* [Aim]: Go through the entries and transcribe each one exactly, dropping the pictures.

------------------------------------

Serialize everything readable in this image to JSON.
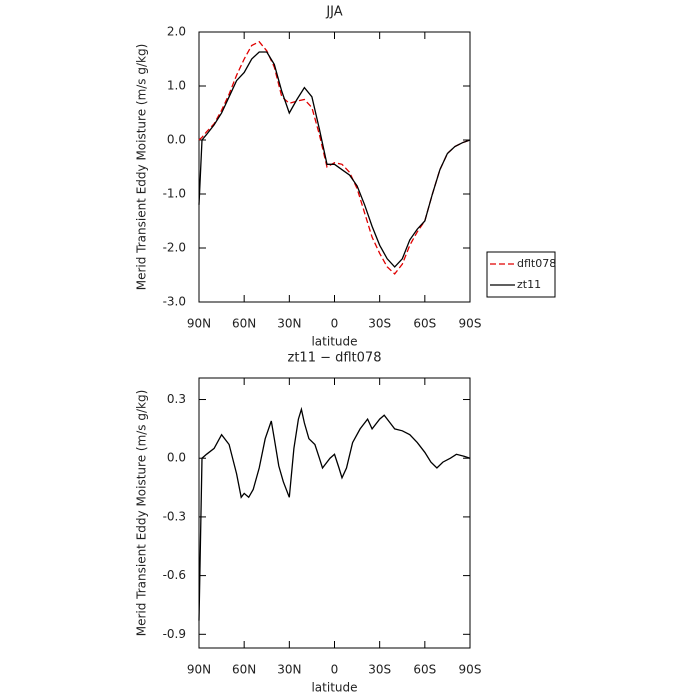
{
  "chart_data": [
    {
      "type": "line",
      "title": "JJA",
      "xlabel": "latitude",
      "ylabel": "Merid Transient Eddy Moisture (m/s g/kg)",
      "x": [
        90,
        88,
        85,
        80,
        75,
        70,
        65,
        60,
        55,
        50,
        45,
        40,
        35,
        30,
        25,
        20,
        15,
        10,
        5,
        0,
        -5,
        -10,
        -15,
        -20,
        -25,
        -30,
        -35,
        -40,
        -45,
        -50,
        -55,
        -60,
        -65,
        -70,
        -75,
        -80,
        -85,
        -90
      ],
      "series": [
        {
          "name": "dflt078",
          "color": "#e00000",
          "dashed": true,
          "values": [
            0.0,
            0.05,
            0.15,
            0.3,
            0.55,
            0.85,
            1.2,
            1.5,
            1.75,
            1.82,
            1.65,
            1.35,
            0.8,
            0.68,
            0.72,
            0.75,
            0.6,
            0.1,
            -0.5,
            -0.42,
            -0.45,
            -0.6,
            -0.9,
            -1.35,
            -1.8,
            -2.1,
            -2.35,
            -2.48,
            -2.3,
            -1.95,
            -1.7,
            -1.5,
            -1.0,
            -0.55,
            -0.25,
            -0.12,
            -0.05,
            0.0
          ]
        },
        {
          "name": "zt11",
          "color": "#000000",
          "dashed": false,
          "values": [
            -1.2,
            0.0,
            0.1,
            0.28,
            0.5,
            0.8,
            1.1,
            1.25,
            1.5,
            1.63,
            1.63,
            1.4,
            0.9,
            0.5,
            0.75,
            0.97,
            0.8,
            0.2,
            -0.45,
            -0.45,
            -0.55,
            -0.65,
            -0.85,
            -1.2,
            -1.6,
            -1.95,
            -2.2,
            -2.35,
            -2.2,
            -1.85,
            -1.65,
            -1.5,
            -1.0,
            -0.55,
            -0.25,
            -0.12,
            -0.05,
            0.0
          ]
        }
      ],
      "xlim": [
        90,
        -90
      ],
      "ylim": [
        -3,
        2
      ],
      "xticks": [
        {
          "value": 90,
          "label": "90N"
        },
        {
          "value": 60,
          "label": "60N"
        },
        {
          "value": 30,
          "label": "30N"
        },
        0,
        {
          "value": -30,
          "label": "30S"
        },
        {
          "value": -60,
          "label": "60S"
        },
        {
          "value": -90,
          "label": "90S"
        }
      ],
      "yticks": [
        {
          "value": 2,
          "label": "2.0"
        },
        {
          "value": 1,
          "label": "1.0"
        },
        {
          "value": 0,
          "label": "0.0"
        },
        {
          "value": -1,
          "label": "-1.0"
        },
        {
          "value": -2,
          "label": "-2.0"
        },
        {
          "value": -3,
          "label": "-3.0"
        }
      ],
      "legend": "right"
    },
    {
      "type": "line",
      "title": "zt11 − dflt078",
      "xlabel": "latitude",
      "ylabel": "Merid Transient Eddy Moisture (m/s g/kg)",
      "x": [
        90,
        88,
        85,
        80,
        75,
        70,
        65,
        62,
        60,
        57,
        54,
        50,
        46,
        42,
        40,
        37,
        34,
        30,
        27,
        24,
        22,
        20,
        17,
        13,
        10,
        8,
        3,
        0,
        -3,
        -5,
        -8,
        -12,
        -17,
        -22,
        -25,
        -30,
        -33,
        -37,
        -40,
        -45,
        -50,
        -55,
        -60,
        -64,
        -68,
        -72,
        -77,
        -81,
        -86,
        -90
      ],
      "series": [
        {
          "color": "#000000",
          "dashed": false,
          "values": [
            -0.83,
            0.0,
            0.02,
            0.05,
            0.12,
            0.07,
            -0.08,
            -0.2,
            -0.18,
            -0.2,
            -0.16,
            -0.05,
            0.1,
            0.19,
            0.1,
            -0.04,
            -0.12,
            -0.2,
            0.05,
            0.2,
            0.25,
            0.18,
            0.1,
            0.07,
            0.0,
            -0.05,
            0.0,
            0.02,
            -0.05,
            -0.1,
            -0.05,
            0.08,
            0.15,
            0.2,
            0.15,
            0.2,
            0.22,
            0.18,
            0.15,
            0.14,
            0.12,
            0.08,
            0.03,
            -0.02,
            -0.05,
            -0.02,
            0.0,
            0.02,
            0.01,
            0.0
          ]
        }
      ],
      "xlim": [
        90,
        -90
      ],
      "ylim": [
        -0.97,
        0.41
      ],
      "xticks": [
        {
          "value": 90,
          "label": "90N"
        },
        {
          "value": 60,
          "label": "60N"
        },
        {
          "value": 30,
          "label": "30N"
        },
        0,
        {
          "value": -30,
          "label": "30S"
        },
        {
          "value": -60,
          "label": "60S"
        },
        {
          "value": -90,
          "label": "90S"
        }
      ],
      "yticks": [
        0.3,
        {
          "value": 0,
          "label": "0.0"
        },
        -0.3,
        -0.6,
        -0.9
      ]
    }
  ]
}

------------------------------------

* [Response to the exercise]:
Serialize everything readable in this image to JSON.
{
  "chart_data": [
    {
      "type": "line",
      "title": "JJA",
      "xlabel": "latitude",
      "ylabel": "Merid Transient Eddy Moisture (m/s g/kg)",
      "x": [
        90,
        88,
        85,
        80,
        75,
        70,
        65,
        60,
        55,
        50,
        45,
        40,
        35,
        30,
        25,
        20,
        15,
        10,
        5,
        0,
        -5,
        -10,
        -15,
        -20,
        -25,
        -30,
        -35,
        -40,
        -45,
        -50,
        -55,
        -60,
        -65,
        -70,
        -75,
        -80,
        -85,
        -90
      ],
      "series": [
        {
          "name": "dflt078",
          "color": "#e00000",
          "dashed": true,
          "values": [
            0.0,
            0.05,
            0.15,
            0.3,
            0.55,
            0.85,
            1.2,
            1.5,
            1.75,
            1.82,
            1.65,
            1.35,
            0.8,
            0.68,
            0.72,
            0.75,
            0.6,
            0.1,
            -0.5,
            -0.42,
            -0.45,
            -0.6,
            -0.9,
            -1.35,
            -1.8,
            -2.1,
            -2.35,
            -2.48,
            -2.3,
            -1.95,
            -1.7,
            -1.5,
            -1.0,
            -0.55,
            -0.25,
            -0.12,
            -0.05,
            0.0
          ]
        },
        {
          "name": "zt11",
          "color": "#000000",
          "dashed": false,
          "values": [
            -1.2,
            0.0,
            0.1,
            0.28,
            0.5,
            0.8,
            1.1,
            1.25,
            1.5,
            1.63,
            1.63,
            1.4,
            0.9,
            0.5,
            0.75,
            0.97,
            0.8,
            0.2,
            -0.45,
            -0.45,
            -0.55,
            -0.65,
            -0.85,
            -1.2,
            -1.6,
            -1.95,
            -2.2,
            -2.35,
            -2.2,
            -1.85,
            -1.65,
            -1.5,
            -1.0,
            -0.55,
            -0.25,
            -0.12,
            -0.05,
            0.0
          ]
        }
      ],
      "xlim": [
        90,
        -90
      ],
      "ylim": [
        -3,
        2
      ],
      "xticks": [
        {
          "value": 90,
          "label": "90N"
        },
        {
          "value": 60,
          "label": "60N"
        },
        {
          "value": 30,
          "label": "30N"
        },
        0,
        {
          "value": -30,
          "label": "30S"
        },
        {
          "value": -60,
          "label": "60S"
        },
        {
          "value": -90,
          "label": "90S"
        }
      ],
      "yticks": [
        {
          "value": 2,
          "label": "2.0"
        },
        {
          "value": 1,
          "label": "1.0"
        },
        {
          "value": 0,
          "label": "0.0"
        },
        {
          "value": -1,
          "label": "-1.0"
        },
        {
          "value": -2,
          "label": "-2.0"
        },
        {
          "value": -3,
          "label": "-3.0"
        }
      ],
      "legend": "right"
    },
    {
      "type": "line",
      "title": "zt11 − dflt078",
      "xlabel": "latitude",
      "ylabel": "Merid Transient Eddy Moisture (m/s g/kg)",
      "x": [
        90,
        88,
        85,
        80,
        75,
        70,
        65,
        62,
        60,
        57,
        54,
        50,
        46,
        42,
        40,
        37,
        34,
        30,
        27,
        24,
        22,
        20,
        17,
        13,
        10,
        8,
        3,
        0,
        -3,
        -5,
        -8,
        -12,
        -17,
        -22,
        -25,
        -30,
        -33,
        -37,
        -40,
        -45,
        -50,
        -55,
        -60,
        -64,
        -68,
        -72,
        -77,
        -81,
        -86,
        -90
      ],
      "series": [
        {
          "color": "#000000",
          "dashed": false,
          "values": [
            -0.83,
            0.0,
            0.02,
            0.05,
            0.12,
            0.07,
            -0.08,
            -0.2,
            -0.18,
            -0.2,
            -0.16,
            -0.05,
            0.1,
            0.19,
            0.1,
            -0.04,
            -0.12,
            -0.2,
            0.05,
            0.2,
            0.25,
            0.18,
            0.1,
            0.07,
            0.0,
            -0.05,
            0.0,
            0.02,
            -0.05,
            -0.1,
            -0.05,
            0.08,
            0.15,
            0.2,
            0.15,
            0.2,
            0.22,
            0.18,
            0.15,
            0.14,
            0.12,
            0.08,
            0.03,
            -0.02,
            -0.05,
            -0.02,
            0.0,
            0.02,
            0.01,
            0.0
          ]
        }
      ],
      "xlim": [
        90,
        -90
      ],
      "ylim": [
        -0.97,
        0.41
      ],
      "xticks": [
        {
          "value": 90,
          "label": "90N"
        },
        {
          "value": 60,
          "label": "60N"
        },
        {
          "value": 30,
          "label": "30N"
        },
        0,
        {
          "value": -30,
          "label": "30S"
        },
        {
          "value": -60,
          "label": "60S"
        },
        {
          "value": -90,
          "label": "90S"
        }
      ],
      "yticks": [
        0.3,
        {
          "value": 0,
          "label": "0.0"
        },
        -0.3,
        -0.6,
        -0.9
      ]
    }
  ]
}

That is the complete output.